Aim: Copy out each line of the data that holds the word "الرهبنة".
--- Start of Supplied material ---
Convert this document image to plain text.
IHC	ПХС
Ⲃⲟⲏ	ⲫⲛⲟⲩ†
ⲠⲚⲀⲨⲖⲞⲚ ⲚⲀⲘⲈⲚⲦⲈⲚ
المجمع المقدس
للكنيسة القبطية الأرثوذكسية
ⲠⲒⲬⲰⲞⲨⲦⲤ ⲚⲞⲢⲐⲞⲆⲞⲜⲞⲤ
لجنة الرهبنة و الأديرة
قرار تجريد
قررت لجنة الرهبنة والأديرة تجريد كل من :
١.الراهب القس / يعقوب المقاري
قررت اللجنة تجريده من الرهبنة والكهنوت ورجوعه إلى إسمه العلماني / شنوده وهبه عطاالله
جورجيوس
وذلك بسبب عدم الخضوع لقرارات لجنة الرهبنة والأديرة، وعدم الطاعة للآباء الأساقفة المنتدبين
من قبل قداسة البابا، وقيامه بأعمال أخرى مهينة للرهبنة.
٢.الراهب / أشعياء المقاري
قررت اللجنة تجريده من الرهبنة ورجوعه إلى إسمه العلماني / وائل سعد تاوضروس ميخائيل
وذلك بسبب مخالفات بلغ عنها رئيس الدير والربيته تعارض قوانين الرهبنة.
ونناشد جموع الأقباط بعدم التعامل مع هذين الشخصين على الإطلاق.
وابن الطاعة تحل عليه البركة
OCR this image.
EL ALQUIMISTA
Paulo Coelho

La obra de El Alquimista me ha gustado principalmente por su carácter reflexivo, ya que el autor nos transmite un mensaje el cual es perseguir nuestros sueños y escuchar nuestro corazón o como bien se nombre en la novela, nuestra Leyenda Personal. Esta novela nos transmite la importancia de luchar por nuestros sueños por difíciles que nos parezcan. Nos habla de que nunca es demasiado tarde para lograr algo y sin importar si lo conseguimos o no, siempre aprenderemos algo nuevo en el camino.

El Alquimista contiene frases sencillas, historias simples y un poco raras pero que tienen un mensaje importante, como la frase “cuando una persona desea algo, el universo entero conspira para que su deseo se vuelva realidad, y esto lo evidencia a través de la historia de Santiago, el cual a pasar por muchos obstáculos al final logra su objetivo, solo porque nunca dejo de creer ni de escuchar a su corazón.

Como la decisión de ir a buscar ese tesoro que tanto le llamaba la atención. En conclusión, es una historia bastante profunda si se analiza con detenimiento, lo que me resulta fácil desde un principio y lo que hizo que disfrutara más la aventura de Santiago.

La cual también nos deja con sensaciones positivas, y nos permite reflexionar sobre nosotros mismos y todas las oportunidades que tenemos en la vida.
--- End of Supplied material ---
Result of this exercise:
لجنة الرهبنة و الأديرة
قررت لجنة الرهبنة والأديرة تجريد كل من :
قررت اللجنة تجريده من الرهبنة والكهنوت ورجوعه إلى إسمه العلماني / شنوده وهبه عطاالله
وذلك بسبب عدم الخضوع لقرارات لجنة الرهبنة والأديرة، وعدم الطاعة للآباء الأساقفة المنتدبين
قررت اللجنة تجريده من الرهبنة ورجوعه إلى إسمه العلماني / وائل سعد تاوضروس ميخائيل
وذلك بسبب مخالفات بلغ عنها رئيس الدير والربيته تعارض قوانين الرهبنة.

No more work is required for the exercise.